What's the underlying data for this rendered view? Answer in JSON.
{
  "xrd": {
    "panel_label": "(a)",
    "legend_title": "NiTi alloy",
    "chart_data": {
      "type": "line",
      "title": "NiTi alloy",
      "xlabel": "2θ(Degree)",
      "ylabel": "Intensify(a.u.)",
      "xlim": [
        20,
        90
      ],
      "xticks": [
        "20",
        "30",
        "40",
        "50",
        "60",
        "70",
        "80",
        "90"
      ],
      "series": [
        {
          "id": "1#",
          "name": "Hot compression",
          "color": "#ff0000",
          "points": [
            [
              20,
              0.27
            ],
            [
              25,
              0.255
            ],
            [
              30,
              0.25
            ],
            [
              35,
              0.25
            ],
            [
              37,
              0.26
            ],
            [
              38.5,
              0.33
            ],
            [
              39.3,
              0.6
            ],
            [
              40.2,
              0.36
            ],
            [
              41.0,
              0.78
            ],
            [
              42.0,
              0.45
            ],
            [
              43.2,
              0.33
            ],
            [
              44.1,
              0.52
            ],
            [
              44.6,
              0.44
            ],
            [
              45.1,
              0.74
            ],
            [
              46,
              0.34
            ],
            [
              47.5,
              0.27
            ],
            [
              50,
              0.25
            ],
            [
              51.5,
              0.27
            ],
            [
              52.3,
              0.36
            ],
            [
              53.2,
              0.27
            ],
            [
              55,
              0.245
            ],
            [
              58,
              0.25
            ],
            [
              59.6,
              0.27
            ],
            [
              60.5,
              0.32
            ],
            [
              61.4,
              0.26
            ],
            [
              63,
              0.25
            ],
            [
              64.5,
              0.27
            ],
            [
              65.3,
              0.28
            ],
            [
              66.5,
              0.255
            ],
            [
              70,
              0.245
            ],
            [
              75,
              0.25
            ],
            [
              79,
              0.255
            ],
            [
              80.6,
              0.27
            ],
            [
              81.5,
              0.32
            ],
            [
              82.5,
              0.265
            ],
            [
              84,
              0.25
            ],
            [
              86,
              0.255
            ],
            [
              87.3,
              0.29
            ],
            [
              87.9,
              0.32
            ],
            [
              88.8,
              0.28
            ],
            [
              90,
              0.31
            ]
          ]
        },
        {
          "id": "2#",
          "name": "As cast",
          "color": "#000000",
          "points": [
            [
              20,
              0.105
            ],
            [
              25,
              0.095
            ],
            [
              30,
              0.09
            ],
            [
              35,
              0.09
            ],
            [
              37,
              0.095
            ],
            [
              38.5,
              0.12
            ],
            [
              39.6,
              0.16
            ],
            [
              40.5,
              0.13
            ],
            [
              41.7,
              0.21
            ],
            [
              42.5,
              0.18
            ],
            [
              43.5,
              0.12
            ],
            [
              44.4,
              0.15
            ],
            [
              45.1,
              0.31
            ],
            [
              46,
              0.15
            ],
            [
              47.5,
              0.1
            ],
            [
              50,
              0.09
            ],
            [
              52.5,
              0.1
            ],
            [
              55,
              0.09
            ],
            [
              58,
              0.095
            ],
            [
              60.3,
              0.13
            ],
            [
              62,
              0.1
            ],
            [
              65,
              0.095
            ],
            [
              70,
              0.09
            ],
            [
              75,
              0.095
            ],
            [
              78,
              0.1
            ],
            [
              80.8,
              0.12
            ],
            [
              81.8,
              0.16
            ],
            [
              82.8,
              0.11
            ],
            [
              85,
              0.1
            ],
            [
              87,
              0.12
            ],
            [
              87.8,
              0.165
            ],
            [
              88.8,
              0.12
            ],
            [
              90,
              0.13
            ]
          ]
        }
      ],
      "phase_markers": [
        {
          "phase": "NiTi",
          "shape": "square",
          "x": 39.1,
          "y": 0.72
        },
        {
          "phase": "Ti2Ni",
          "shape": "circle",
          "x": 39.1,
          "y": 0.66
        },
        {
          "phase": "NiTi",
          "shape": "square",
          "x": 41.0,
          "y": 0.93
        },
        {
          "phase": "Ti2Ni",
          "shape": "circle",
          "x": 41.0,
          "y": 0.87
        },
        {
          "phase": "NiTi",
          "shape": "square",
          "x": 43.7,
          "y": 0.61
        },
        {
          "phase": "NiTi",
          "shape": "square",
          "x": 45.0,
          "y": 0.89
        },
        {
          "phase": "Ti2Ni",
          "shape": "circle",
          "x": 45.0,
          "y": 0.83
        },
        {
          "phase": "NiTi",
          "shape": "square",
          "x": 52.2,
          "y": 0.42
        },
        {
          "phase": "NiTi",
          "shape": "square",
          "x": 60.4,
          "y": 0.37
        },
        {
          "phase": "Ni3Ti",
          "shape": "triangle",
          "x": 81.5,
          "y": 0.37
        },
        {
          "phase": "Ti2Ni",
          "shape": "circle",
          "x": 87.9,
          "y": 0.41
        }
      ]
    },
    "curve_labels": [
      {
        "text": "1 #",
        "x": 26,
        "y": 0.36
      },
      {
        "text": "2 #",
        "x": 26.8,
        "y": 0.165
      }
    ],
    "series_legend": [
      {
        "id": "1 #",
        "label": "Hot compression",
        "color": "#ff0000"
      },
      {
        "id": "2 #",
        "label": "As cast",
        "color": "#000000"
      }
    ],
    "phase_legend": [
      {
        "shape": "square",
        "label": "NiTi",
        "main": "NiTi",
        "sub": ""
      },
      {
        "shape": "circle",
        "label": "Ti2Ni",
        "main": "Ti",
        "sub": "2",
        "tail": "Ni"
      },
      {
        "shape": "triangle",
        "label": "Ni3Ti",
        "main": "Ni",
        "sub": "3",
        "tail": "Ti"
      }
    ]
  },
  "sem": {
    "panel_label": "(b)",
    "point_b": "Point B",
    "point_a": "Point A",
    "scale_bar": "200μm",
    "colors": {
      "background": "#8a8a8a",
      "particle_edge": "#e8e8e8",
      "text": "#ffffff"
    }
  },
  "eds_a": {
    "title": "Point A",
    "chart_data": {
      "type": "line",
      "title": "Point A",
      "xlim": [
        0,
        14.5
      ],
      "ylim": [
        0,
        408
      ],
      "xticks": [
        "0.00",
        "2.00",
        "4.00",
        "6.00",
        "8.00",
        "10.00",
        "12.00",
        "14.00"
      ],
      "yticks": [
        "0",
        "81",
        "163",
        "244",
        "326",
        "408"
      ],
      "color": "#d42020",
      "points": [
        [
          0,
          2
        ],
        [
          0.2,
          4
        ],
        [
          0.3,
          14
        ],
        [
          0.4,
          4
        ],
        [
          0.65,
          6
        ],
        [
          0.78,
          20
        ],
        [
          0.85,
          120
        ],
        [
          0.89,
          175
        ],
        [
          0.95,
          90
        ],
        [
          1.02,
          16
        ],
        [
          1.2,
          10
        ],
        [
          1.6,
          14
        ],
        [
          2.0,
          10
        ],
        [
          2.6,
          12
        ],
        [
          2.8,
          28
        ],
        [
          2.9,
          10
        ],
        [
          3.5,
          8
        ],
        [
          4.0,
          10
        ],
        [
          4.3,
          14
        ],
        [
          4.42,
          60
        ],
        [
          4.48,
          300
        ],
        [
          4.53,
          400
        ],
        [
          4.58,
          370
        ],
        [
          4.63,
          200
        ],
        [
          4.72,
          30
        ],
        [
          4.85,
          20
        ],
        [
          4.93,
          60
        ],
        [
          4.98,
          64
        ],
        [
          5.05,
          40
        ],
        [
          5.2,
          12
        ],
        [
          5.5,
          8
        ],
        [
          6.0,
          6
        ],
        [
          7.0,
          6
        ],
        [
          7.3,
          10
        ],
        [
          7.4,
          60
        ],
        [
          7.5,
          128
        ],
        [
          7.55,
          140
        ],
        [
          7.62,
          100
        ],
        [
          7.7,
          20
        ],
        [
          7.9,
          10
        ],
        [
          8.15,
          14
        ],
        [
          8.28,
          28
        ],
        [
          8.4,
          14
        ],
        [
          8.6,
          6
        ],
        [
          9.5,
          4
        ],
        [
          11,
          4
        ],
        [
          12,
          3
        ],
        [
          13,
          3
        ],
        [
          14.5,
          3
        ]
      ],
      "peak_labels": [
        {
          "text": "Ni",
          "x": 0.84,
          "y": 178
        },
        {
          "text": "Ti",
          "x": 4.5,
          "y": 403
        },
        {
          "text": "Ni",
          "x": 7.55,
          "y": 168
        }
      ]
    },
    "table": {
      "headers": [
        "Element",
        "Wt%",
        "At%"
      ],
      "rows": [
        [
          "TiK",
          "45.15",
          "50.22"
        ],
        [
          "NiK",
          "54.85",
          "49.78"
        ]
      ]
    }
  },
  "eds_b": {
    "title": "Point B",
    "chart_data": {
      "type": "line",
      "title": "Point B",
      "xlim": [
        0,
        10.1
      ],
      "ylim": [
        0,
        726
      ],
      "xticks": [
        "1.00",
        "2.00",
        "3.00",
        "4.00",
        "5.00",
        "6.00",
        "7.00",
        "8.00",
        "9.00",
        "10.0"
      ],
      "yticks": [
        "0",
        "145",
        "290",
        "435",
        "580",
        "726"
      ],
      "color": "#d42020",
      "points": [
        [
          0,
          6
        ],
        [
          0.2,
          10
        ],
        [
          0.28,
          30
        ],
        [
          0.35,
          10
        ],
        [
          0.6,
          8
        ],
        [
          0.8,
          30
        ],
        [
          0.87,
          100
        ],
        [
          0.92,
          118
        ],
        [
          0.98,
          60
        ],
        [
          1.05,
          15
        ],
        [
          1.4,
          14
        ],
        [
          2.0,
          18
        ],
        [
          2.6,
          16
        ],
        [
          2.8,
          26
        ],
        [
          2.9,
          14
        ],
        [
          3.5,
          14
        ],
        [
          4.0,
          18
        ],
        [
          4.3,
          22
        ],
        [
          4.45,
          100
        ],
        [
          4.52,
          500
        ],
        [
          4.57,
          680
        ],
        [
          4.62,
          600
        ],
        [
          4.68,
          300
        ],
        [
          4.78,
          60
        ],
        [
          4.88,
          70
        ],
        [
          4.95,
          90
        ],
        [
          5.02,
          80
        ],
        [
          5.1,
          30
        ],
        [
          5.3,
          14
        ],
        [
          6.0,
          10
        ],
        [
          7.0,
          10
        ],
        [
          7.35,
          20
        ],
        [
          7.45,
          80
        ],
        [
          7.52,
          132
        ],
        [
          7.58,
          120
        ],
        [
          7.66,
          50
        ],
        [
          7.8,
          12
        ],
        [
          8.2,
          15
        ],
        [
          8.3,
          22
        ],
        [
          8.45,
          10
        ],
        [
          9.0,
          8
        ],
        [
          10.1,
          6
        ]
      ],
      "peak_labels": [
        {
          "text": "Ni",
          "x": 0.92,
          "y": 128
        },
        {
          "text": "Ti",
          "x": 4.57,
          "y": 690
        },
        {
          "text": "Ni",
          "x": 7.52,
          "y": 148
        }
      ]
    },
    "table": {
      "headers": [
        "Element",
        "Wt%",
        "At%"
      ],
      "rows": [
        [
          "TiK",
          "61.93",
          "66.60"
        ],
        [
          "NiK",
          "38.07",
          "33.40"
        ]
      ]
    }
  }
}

-.-.-

• **Aim**
Check each line of the data above for the word "compression" and say how many lines have it. Give the number alone.

• **Output for this task**
2